== WHAT THIS TASK INVOLVES ==
Transcribe all the entries word for word, omitting any pictures they contain.

== ENTRIES ==
# # # # # # #
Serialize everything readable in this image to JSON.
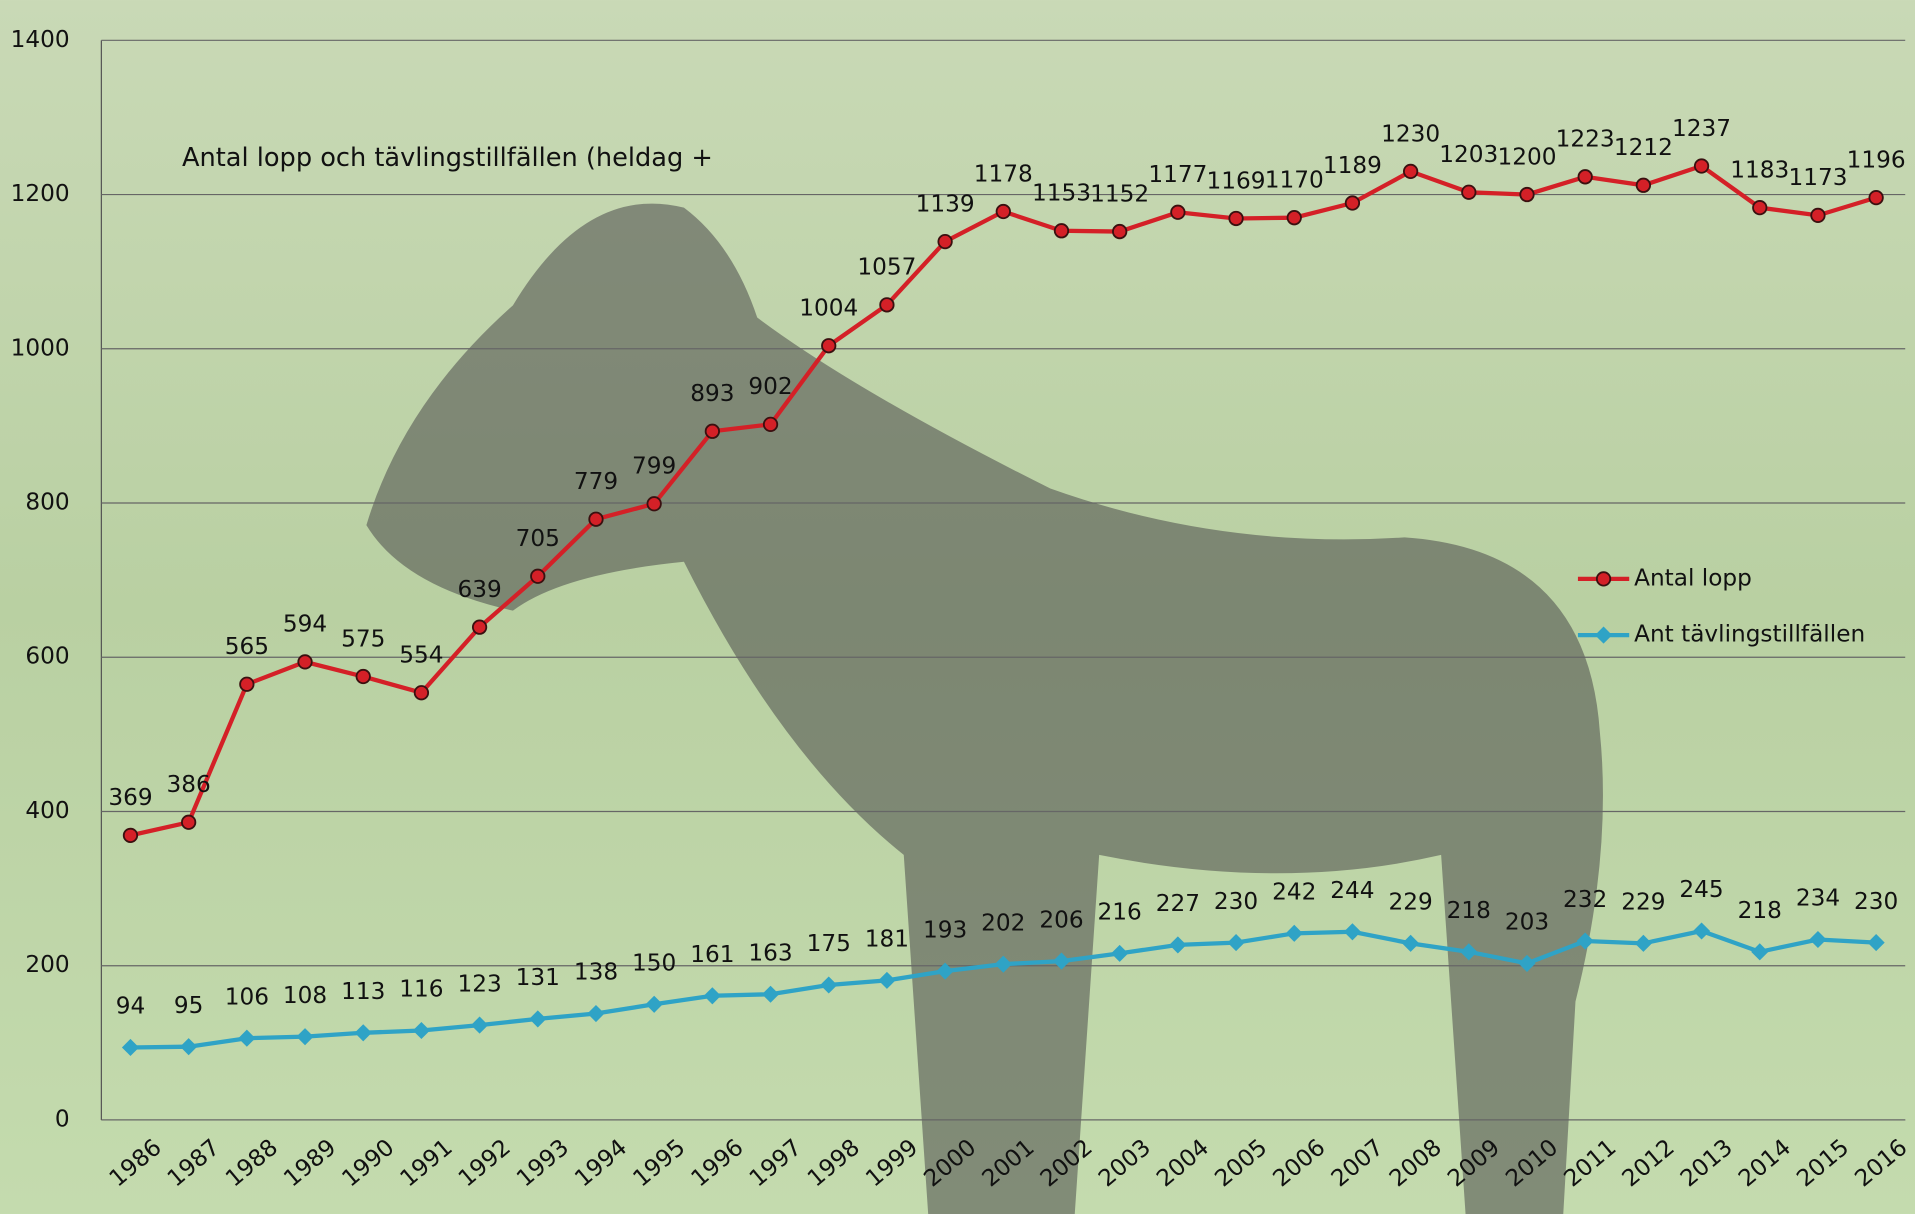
{
  "chart_data": {
    "type": "line",
    "title": "Antal lopp och tävlingstillfällen (heldag +",
    "categories": [
      "1986",
      "1987",
      "1988",
      "1989",
      "1990",
      "1991",
      "1992",
      "1993",
      "1994",
      "1995",
      "1996",
      "1997",
      "1998",
      "1999",
      "2000",
      "2001",
      "2002",
      "2003",
      "2004",
      "2005",
      "2006",
      "2007",
      "2008",
      "2009",
      "2010",
      "2011",
      "2012",
      "2013",
      "2014",
      "2015",
      "2016"
    ],
    "series": [
      {
        "name": "Antal lopp",
        "color": "#d42027",
        "marker": "circle",
        "values": [
          369,
          386,
          565,
          594,
          575,
          554,
          639,
          705,
          779,
          799,
          893,
          902,
          1004,
          1057,
          1139,
          1178,
          1153,
          1152,
          1177,
          1169,
          1170,
          1189,
          1230,
          1203,
          1200,
          1223,
          1212,
          1237,
          1183,
          1173,
          1196
        ]
      },
      {
        "name": "Ant tävlingstillfällen",
        "color": "#2fa3c6",
        "marker": "diamond",
        "values": [
          94,
          95,
          106,
          108,
          113,
          116,
          123,
          131,
          138,
          150,
          161,
          163,
          175,
          181,
          193,
          202,
          206,
          216,
          227,
          230,
          242,
          244,
          229,
          218,
          203,
          232,
          229,
          245,
          218,
          234,
          230
        ]
      }
    ],
    "ylim": [
      0,
      1400
    ],
    "yticks": [
      0,
      200,
      400,
      600,
      800,
      1000,
      1200,
      1400
    ],
    "grid": true,
    "legend": "right"
  }
}
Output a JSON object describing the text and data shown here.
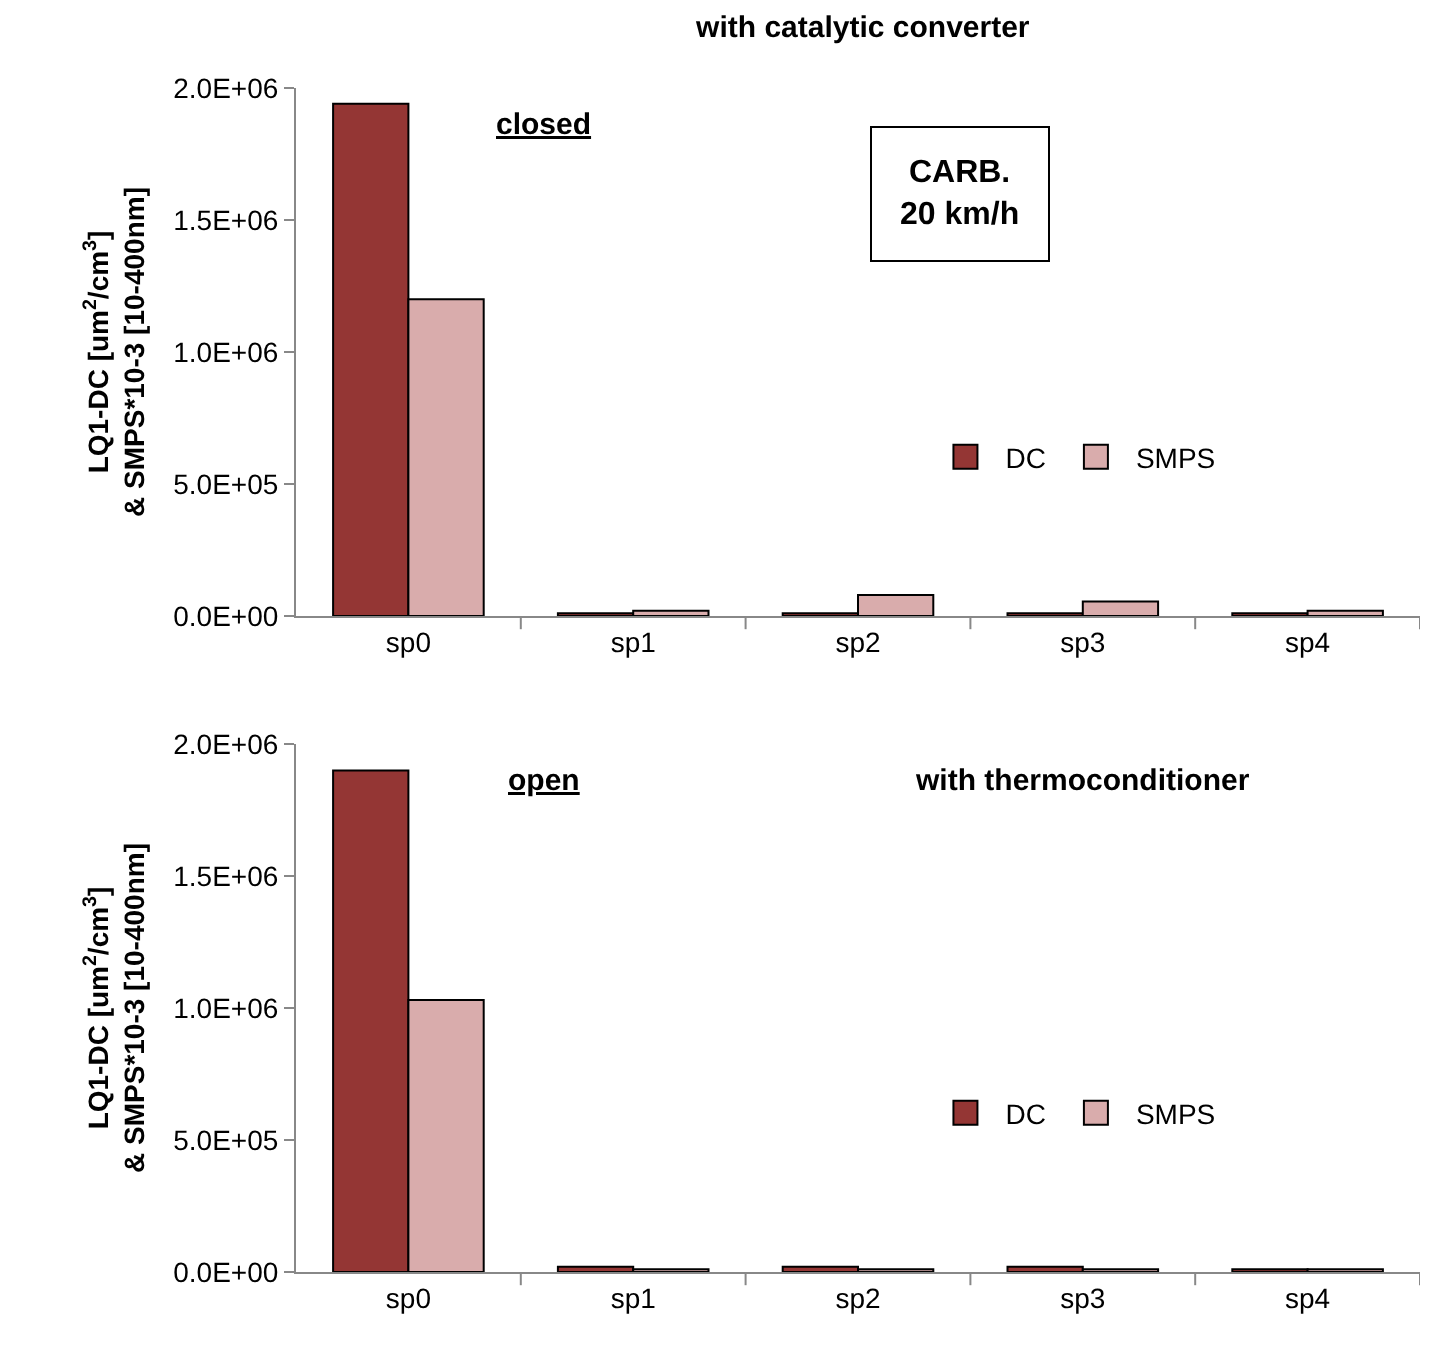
{
  "chart_data": [
    {
      "type": "bar",
      "title": "with catalytic converter",
      "ylabel": "LQ1-DC [um$^{2}$/cm$^{3}$]\n& SMPS*10-3 [10-400nm]",
      "categories": [
        "sp0",
        "sp1",
        "sp2",
        "sp3",
        "sp4"
      ],
      "series": [
        {
          "name": "DC",
          "color": "#943634",
          "values": [
            1940000,
            10000,
            10000,
            10000,
            10000
          ]
        },
        {
          "name": "SMPS",
          "color": "#d9acac",
          "values": [
            1200000,
            20000,
            80000,
            55000,
            20000
          ]
        }
      ],
      "ylim": [
        0,
        2000000
      ],
      "yticks": [
        {
          "value": 0,
          "label": "0.0E+00"
        },
        {
          "value": 500000,
          "label": "5.0E+05"
        },
        {
          "value": 1000000,
          "label": "1.0E+06"
        },
        {
          "value": 1500000,
          "label": "1.5E+06"
        },
        {
          "value": 2000000,
          "label": "2.0E+06"
        }
      ],
      "annotations": [
        "closed",
        "CARB.\n20 km/h"
      ],
      "grid": false,
      "legend": "right"
    },
    {
      "type": "bar",
      "ylabel": "LQ1-DC [um$^{2}$/cm$^{3}$]\n& SMPS*10-3 [10-400nm]",
      "categories": [
        "sp0",
        "sp1",
        "sp2",
        "sp3",
        "sp4"
      ],
      "series": [
        {
          "name": "DC",
          "color": "#943634",
          "values": [
            1900000,
            20000,
            20000,
            20000,
            10000
          ]
        },
        {
          "name": "SMPS",
          "color": "#d9acac",
          "values": [
            1030000,
            10000,
            10000,
            10000,
            10000
          ]
        }
      ],
      "ylim": [
        0,
        2000000
      ],
      "yticks": [
        {
          "value": 0,
          "label": "0.0E+00"
        },
        {
          "value": 500000,
          "label": "5.0E+05"
        },
        {
          "value": 1000000,
          "label": "1.0E+06"
        },
        {
          "value": 1500000,
          "label": "1.5E+06"
        },
        {
          "value": 2000000,
          "label": "2.0E+06"
        }
      ],
      "annotations": [
        "open",
        "with thermoconditioner"
      ],
      "grid": false,
      "legend": "right"
    }
  ]
}
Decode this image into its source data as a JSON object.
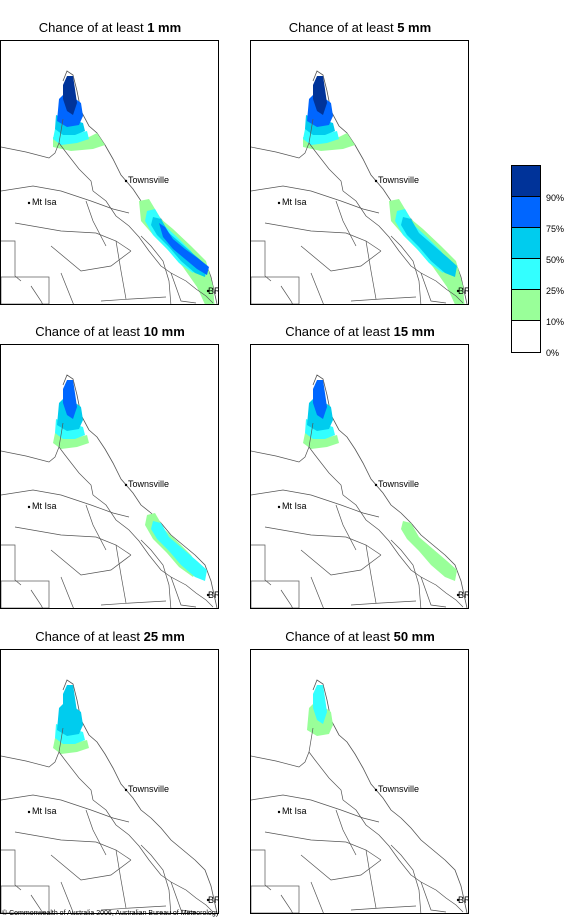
{
  "title_prefix": "Chance of at least",
  "panels": [
    {
      "amount": "1 mm"
    },
    {
      "amount": "5 mm"
    },
    {
      "amount": "10 mm"
    },
    {
      "amount": "15 mm"
    },
    {
      "amount": "25 mm"
    },
    {
      "amount": "50 mm"
    }
  ],
  "places": {
    "townsville": "Townsville",
    "mt_isa": "Mt Isa",
    "brisbane": "BRIS"
  },
  "legend": {
    "labels": [
      "90%",
      "75%",
      "50%",
      "25%",
      "10%",
      "0%"
    ],
    "colors": [
      "#003399",
      "#0066ff",
      "#00ccee",
      "#33ffff",
      "#99ff99",
      "#ffffff"
    ]
  },
  "colors": {
    "p90": "#003399",
    "p75": "#0066ff",
    "p50": "#00ccee",
    "p25": "#33ffff",
    "p10": "#99ff99",
    "boundary": "#555555"
  },
  "footer": "© Commonwealth of Australia 2006, Australian Bureau of Meteorology"
}
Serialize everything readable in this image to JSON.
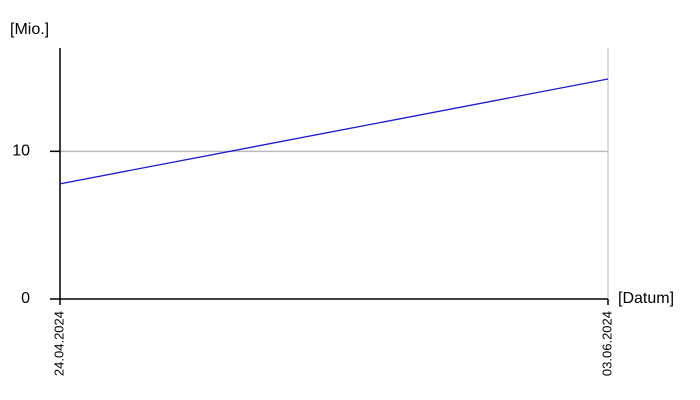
{
  "chart_data": {
    "type": "line",
    "y_label": "[Mio.]",
    "x_label": "[Datum]",
    "x": [
      "24.04.2024",
      "03.06.2024"
    ],
    "values": [
      7.8,
      14.9
    ],
    "color": "#1a1acc",
    "ylim": [
      0,
      17
    ],
    "yticks": [
      0,
      10
    ],
    "grid": true
  }
}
# # # # # # #
== TASK SOLUTION ==
Serialize everything readable in this image to JSON.
{
  "chart_data": {
    "type": "line",
    "title": "Antal lopp och tävlingstillfällen (heldag +",
    "categories": [
      "1986",
      "1987",
      "1988",
      "1989",
      "1990",
      "1991",
      "1992",
      "1993",
      "1994",
      "1995",
      "1996",
      "1997",
      "1998",
      "1999",
      "2000",
      "2001",
      "2002",
      "2003",
      "2004",
      "2005",
      "2006",
      "2007",
      "2008",
      "2009",
      "2010",
      "2011",
      "2012",
      "2013",
      "2014",
      "2015",
      "2016"
    ],
    "series": [
      {
        "name": "Antal lopp",
        "color": "#d42027",
        "marker": "circle",
        "values": [
          369,
          386,
          565,
          594,
          575,
          554,
          639,
          705,
          779,
          799,
          893,
          902,
          1004,
          1057,
          1139,
          1178,
          1153,
          1152,
          1177,
          1169,
          1170,
          1189,
          1230,
          1203,
          1200,
          1223,
          1212,
          1237,
          1183,
          1173,
          1196
        ]
      },
      {
        "name": "Ant tävlingstillfällen",
        "color": "#2fa3c6",
        "marker": "diamond",
        "values": [
          94,
          95,
          106,
          108,
          113,
          116,
          123,
          131,
          138,
          150,
          161,
          163,
          175,
          181,
          193,
          202,
          206,
          216,
          227,
          230,
          242,
          244,
          229,
          218,
          203,
          232,
          229,
          245,
          218,
          234,
          230
        ]
      }
    ],
    "ylim": [
      0,
      1400
    ],
    "yticks": [
      0,
      200,
      400,
      600,
      800,
      1000,
      1200,
      1400
    ],
    "grid": true,
    "legend": "right"
  }
}
Output a JSON object describing the text and data shown here.
{
  "chart_data": [
    {
      "type": "bar",
      "title": "with catalytic converter",
      "ylabel": "LQ1-DC [um$^{2}$/cm$^{3}$]\n& SMPS*10-3 [10-400nm]",
      "categories": [
        "sp0",
        "sp1",
        "sp2",
        "sp3",
        "sp4"
      ],
      "series": [
        {
          "name": "DC",
          "color": "#943634",
          "values": [
            1940000,
            10000,
            10000,
            10000,
            10000
          ]
        },
        {
          "name": "SMPS",
          "color": "#d9acac",
          "values": [
            1200000,
            20000,
            80000,
            55000,
            20000
          ]
        }
      ],
      "ylim": [
        0,
        2000000
      ],
      "yticks": [
        {
          "value": 0,
          "label": "0.0E+00"
        },
        {
          "value": 500000,
          "label": "5.0E+05"
        },
        {
          "value": 1000000,
          "label": "1.0E+06"
        },
        {
          "value": 1500000,
          "label": "1.5E+06"
        },
        {
          "value": 2000000,
          "label": "2.0E+06"
        }
      ],
      "annotations": [
        "closed",
        "CARB.\n20 km/h"
      ],
      "grid": false,
      "legend": "right"
    },
    {
      "type": "bar",
      "ylabel": "LQ1-DC [um$^{2}$/cm$^{3}$]\n& SMPS*10-3 [10-400nm]",
      "categories": [
        "sp0",
        "sp1",
        "sp2",
        "sp3",
        "sp4"
      ],
      "series": [
        {
          "name": "DC",
          "color": "#943634",
          "values": [
            1900000,
            20000,
            20000,
            20000,
            10000
          ]
        },
        {
          "name": "SMPS",
          "color": "#d9acac",
          "values": [
            1030000,
            10000,
            10000,
            10000,
            10000
          ]
        }
      ],
      "ylim": [
        0,
        2000000
      ],
      "yticks": [
        {
          "value": 0,
          "label": "0.0E+00"
        },
        {
          "value": 500000,
          "label": "5.0E+05"
        },
        {
          "value": 1000000,
          "label": "1.0E+06"
        },
        {
          "value": 1500000,
          "label": "1.5E+06"
        },
        {
          "value": 2000000,
          "label": "2.0E+06"
        }
      ],
      "annotations": [
        "open",
        "with thermoconditioner"
      ],
      "grid": false,
      "legend": "right"
    }
  ]
}
Decode this image into its source data as a JSON object.
{
  "title_prefix": "Chance of at least",
  "panels": [
    {
      "amount": "1 mm"
    },
    {
      "amount": "5 mm"
    },
    {
      "amount": "10 mm"
    },
    {
      "amount": "15 mm"
    },
    {
      "amount": "25 mm"
    },
    {
      "amount": "50 mm"
    }
  ],
  "places": {
    "townsville": "Townsville",
    "mt_isa": "Mt Isa",
    "brisbane": "BRIS"
  },
  "legend": {
    "labels": [
      "90%",
      "75%",
      "50%",
      "25%",
      "10%",
      "0%"
    ],
    "colors": [
      "#003399",
      "#0066ff",
      "#00ccee",
      "#33ffff",
      "#99ff99",
      "#ffffff"
    ]
  },
  "colors": {
    "p90": "#003399",
    "p75": "#0066ff",
    "p50": "#00ccee",
    "p25": "#33ffff",
    "p10": "#99ff99",
    "boundary": "#555555"
  },
  "footer": "© Commonwealth of Australia 2006, Australian Bureau of Meteorology"
}
Serialize everything readable in this image to JSON.
{
  "chart_data": {
    "type": "line",
    "y_label": "[Mio.]",
    "x_label": "[Datum]",
    "x": [
      "24.04.2024",
      "03.06.2024"
    ],
    "values": [
      7.8,
      14.9
    ],
    "color": "#1a1acc",
    "ylim": [
      0,
      17
    ],
    "yticks": [
      0,
      10
    ],
    "grid": true
  }
}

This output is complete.